[WORK INSTRUCTIONS]: Tally the lines in these records that hold the string "once", and reply with the number alone.

[RAW RECORDS]:
============================================================

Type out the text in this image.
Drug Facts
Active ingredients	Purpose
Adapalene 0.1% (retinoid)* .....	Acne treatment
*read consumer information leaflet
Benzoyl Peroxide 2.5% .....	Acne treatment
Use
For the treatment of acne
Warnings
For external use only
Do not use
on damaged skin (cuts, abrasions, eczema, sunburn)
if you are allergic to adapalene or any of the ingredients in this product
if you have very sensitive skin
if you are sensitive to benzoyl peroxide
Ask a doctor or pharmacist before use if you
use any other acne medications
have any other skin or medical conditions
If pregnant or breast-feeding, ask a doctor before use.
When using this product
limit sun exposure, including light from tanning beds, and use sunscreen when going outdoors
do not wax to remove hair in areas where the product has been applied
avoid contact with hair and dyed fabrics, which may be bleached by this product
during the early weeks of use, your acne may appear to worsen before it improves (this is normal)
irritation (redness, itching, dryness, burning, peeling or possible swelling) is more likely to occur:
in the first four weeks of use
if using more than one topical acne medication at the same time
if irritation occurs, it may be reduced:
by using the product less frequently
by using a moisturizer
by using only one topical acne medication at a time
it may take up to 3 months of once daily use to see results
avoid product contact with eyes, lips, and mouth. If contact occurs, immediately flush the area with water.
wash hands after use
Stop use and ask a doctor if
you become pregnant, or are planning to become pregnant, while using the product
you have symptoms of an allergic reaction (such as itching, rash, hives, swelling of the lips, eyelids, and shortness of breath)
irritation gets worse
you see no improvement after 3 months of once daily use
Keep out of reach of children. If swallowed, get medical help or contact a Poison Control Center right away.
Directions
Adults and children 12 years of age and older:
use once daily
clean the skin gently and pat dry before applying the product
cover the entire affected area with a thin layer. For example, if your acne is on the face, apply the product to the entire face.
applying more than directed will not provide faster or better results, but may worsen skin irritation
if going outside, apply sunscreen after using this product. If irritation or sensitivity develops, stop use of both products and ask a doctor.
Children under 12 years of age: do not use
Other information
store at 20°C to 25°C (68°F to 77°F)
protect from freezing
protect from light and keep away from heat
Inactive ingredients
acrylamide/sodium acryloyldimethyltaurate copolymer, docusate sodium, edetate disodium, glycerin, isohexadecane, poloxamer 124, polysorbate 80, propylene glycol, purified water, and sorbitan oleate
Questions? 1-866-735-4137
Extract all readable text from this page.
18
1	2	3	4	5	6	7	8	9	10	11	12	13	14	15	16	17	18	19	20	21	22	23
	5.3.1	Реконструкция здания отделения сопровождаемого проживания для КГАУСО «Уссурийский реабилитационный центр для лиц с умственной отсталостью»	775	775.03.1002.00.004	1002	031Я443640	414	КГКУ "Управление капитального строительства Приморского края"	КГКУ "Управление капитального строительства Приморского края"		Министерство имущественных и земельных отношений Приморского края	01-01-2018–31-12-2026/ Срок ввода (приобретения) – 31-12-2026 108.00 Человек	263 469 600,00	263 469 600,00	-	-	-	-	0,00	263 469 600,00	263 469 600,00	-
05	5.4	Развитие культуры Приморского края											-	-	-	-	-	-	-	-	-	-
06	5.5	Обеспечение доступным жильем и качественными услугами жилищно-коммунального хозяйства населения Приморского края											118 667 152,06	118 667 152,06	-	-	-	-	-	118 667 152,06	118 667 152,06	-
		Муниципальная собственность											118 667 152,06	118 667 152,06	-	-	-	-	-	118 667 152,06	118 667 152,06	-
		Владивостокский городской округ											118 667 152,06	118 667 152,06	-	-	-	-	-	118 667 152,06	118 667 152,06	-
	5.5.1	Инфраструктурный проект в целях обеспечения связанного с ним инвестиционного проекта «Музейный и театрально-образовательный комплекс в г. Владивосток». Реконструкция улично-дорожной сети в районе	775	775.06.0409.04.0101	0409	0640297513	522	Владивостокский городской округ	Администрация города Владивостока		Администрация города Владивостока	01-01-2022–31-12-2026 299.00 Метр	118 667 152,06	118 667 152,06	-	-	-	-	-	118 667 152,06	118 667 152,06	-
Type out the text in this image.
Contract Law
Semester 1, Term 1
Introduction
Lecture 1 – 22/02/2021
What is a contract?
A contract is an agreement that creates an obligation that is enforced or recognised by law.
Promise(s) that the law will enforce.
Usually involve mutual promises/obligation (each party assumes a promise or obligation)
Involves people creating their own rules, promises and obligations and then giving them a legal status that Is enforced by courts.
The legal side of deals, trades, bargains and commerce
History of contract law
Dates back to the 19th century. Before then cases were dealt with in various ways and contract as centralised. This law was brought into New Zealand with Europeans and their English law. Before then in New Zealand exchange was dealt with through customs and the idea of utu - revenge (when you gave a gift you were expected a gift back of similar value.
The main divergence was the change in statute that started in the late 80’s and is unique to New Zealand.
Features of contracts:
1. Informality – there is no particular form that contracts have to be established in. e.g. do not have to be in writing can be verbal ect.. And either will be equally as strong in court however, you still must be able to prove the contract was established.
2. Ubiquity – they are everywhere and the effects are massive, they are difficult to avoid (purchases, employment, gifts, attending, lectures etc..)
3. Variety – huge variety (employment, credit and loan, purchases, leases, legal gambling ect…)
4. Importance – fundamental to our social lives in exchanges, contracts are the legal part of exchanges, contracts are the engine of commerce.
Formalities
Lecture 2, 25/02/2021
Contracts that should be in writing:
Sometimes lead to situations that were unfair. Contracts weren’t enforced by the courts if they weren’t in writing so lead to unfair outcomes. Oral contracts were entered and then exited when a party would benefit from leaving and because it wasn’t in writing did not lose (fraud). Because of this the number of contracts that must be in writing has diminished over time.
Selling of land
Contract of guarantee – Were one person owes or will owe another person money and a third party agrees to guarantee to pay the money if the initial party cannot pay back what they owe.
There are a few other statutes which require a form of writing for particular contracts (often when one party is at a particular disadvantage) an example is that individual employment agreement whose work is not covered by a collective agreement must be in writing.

============================================================

[SOLUTION TO THIS EXERCISE]: 3